[START RECORDS TO USE]
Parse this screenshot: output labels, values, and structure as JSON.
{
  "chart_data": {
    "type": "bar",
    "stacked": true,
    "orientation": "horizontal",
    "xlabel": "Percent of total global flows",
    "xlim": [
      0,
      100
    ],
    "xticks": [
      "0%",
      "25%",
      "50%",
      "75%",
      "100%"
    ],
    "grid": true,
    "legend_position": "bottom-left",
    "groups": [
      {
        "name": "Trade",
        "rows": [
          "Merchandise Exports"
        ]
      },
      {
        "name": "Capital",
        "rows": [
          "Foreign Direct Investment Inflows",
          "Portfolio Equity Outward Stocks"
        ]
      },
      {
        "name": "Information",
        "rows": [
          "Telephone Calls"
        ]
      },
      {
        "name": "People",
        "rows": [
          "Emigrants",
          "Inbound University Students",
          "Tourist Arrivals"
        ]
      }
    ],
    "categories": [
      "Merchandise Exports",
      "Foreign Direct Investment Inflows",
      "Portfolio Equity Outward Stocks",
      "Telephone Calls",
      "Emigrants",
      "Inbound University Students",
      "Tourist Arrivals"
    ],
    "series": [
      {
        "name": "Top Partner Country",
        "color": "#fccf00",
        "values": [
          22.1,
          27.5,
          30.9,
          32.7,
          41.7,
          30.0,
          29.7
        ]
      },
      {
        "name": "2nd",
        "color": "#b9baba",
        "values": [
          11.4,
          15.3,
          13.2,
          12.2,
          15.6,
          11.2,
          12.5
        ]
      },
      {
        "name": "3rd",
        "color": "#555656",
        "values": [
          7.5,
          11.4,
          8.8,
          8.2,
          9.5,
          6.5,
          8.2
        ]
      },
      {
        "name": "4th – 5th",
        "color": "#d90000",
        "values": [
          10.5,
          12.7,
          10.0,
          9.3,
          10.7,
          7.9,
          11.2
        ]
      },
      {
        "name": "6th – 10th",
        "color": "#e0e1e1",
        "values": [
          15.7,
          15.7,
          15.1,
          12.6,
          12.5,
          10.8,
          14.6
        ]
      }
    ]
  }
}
[END RECORDS TO USE]
» **TO BE DONE**
Above are the records; retype them all without a single difference.

» **WRITTEN ANSWER**
Parse this screenshot: output labels, values, and structure as JSON.
{
  "chart_data": {
    "type": "bar",
    "stacked": true,
    "orientation": "horizontal",
    "xlabel": "Percent of total global flows",
    "xlim": [
      0,
      100
    ],
    "xticks": [
      "0%",
      "25%",
      "50%",
      "75%",
      "100%"
    ],
    "grid": true,
    "legend_position": "bottom-left",
    "groups": [
      {
        "name": "Trade",
        "rows": [
          "Merchandise Exports"
        ]
      },
      {
        "name": "Capital",
        "rows": [
          "Foreign Direct Investment Inflows",
          "Portfolio Equity Outward Stocks"
        ]
      },
      {
        "name": "Information",
        "rows": [
          "Telephone Calls"
        ]
      },
      {
        "name": "People",
        "rows": [
          "Emigrants",
          "Inbound University Students",
          "Tourist Arrivals"
        ]
      }
    ],
    "categories": [
      "Merchandise Exports",
      "Foreign Direct Investment Inflows",
      "Portfolio Equity Outward Stocks",
      "Telephone Calls",
      "Emigrants",
      "Inbound University Students",
      "Tourist Arrivals"
    ],
    "series": [
      {
        "name": "Top Partner Country",
        "color": "#fccf00",
        "values": [
          22.1,
          27.5,
          30.9,
          32.7,
          41.7,
          30.0,
          29.7
        ]
      },
      {
        "name": "2nd",
        "color": "#b9baba",
        "values": [
          11.4,
          15.3,
          13.2,
          12.2,
          15.6,
          11.2,
          12.5
        ]
      },
      {
        "name": "3rd",
        "color": "#555656",
        "values": [
          7.5,
          11.4,
          8.8,
          8.2,
          9.5,
          6.5,
          8.2
        ]
      },
      {
        "name": "4th – 5th",
        "color": "#d90000",
        "values": [
          10.5,
          12.7,
          10.0,
          9.3,
          10.7,
          7.9,
          11.2
        ]
      },
      {
        "name": "6th – 10th",
        "color": "#e0e1e1",
        "values": [
          15.7,
          15.7,
          15.1,
          12.6,
          12.5,
          10.8,
          14.6
        ]
      }
    ]
  }
}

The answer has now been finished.